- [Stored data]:
....................

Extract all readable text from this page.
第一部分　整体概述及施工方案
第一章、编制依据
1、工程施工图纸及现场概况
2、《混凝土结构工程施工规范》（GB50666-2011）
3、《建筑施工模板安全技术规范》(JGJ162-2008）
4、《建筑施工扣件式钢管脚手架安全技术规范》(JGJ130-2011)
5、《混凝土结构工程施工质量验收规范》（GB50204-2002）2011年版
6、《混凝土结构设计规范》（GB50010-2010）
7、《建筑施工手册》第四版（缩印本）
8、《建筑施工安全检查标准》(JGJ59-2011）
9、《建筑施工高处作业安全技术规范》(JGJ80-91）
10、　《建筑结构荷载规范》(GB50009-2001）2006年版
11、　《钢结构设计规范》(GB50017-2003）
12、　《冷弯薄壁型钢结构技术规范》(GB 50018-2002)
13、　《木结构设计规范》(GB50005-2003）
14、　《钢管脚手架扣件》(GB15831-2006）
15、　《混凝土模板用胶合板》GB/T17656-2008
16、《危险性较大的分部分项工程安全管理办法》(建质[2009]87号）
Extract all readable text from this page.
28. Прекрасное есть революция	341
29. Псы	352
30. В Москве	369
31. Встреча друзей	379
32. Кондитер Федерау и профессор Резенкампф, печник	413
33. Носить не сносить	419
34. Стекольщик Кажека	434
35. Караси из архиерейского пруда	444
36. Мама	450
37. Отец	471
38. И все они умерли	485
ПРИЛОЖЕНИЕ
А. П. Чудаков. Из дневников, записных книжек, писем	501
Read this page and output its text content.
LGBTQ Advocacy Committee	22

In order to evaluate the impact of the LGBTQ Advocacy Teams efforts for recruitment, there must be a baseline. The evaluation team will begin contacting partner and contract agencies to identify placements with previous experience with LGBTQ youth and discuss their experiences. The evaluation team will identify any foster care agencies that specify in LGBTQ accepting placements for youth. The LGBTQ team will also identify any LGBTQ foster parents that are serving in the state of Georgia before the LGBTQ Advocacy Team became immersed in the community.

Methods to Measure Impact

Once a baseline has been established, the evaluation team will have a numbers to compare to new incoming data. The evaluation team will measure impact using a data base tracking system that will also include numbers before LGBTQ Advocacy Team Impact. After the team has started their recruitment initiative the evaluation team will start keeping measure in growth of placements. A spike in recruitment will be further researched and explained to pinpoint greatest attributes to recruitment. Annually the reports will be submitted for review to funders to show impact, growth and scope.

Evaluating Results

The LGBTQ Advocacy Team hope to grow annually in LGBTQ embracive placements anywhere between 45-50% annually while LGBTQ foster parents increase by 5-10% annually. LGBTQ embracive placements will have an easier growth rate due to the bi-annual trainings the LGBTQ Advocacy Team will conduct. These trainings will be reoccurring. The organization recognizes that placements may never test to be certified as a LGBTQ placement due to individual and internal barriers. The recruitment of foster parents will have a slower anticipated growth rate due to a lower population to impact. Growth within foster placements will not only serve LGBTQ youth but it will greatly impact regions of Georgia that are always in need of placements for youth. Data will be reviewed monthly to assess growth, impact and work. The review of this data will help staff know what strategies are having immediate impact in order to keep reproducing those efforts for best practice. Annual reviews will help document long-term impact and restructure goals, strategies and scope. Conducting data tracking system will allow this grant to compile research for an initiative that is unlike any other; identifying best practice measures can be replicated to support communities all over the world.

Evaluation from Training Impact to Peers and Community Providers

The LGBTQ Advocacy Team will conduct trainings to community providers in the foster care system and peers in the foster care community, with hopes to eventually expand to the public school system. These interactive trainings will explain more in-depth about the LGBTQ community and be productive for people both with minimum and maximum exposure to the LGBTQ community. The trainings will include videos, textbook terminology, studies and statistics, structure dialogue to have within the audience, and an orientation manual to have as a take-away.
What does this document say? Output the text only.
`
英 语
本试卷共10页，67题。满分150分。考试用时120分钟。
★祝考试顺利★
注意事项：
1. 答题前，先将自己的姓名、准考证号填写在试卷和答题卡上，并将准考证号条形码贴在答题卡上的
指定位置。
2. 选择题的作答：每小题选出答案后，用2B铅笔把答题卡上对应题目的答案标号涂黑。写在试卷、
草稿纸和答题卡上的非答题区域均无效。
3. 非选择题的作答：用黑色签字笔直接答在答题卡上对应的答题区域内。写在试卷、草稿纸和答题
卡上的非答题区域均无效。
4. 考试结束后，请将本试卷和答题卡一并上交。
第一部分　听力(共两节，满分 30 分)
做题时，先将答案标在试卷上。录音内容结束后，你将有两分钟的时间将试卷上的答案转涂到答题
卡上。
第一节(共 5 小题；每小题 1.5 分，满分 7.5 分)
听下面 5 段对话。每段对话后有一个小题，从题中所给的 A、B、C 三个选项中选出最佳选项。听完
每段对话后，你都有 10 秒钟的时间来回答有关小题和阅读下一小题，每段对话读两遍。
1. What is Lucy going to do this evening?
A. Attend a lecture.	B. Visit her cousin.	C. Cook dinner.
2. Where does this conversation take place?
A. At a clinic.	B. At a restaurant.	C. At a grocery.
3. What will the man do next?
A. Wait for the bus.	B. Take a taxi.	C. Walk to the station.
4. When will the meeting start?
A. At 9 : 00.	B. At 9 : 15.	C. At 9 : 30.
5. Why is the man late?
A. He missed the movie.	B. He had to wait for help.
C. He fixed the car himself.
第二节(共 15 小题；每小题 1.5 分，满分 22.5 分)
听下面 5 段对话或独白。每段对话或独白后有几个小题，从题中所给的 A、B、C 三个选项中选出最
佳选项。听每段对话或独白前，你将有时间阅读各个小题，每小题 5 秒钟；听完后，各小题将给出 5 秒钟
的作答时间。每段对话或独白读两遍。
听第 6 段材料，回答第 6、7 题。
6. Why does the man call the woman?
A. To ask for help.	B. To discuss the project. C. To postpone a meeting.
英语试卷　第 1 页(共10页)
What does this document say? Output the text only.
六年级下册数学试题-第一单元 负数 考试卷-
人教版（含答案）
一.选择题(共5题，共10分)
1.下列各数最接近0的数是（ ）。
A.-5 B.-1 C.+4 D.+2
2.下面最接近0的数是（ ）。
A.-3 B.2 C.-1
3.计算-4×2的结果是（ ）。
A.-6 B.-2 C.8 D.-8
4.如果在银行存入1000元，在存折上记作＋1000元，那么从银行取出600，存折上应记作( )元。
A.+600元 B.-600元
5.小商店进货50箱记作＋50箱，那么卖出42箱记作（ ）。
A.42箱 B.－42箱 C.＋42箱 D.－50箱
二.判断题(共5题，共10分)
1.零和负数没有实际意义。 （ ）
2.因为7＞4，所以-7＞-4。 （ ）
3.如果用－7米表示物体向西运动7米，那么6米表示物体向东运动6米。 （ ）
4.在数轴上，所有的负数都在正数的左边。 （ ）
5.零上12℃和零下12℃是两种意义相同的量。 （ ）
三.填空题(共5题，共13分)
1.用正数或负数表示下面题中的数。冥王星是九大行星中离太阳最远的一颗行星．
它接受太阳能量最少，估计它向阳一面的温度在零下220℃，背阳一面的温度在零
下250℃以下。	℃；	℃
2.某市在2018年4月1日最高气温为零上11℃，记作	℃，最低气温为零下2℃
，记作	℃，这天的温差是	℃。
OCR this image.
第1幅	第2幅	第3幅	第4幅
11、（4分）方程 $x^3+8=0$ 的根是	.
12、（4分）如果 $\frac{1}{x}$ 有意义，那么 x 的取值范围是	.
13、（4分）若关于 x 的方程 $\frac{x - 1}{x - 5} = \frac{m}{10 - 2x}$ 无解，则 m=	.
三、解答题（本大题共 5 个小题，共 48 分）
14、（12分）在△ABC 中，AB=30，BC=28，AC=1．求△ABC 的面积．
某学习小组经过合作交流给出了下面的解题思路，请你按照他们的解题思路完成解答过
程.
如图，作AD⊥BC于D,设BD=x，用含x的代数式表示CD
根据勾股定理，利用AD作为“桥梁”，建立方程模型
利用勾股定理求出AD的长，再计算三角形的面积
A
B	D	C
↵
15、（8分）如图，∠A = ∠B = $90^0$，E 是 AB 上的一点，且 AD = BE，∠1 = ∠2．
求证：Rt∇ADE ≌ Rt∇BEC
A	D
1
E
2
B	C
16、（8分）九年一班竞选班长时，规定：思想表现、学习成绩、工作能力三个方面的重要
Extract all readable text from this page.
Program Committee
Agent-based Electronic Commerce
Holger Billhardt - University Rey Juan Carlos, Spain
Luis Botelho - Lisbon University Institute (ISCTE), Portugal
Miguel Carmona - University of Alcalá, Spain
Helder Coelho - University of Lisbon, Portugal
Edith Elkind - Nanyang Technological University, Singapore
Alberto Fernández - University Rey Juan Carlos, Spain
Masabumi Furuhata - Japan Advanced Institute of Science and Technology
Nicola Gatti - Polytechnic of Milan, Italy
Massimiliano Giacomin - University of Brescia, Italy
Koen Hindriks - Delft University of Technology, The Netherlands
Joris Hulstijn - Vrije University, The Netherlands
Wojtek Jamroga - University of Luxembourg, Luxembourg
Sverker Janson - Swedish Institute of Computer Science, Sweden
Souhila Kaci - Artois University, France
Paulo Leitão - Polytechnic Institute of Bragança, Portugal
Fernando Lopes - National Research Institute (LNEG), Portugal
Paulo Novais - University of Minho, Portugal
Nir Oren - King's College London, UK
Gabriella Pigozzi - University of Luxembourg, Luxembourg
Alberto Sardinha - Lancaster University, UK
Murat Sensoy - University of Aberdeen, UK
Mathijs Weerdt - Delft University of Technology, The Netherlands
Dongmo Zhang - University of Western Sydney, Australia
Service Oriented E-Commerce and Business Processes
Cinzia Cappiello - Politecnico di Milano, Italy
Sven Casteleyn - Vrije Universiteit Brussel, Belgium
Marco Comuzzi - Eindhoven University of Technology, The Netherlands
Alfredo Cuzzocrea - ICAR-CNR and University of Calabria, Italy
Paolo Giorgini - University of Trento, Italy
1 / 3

....................

- [Given request]:
Above are the records. Copy every line in them holding "Technology".

- [Answer to this exercise]:
Masabumi Furuhata - Japan Advanced Institute of Science and Technology
Koen Hindriks - Delft University of Technology, The Netherlands
Mathijs Weerdt - Delft University of Technology, The Netherlands
Marco Comuzzi - Eindhoven University of Technology, The Netherlands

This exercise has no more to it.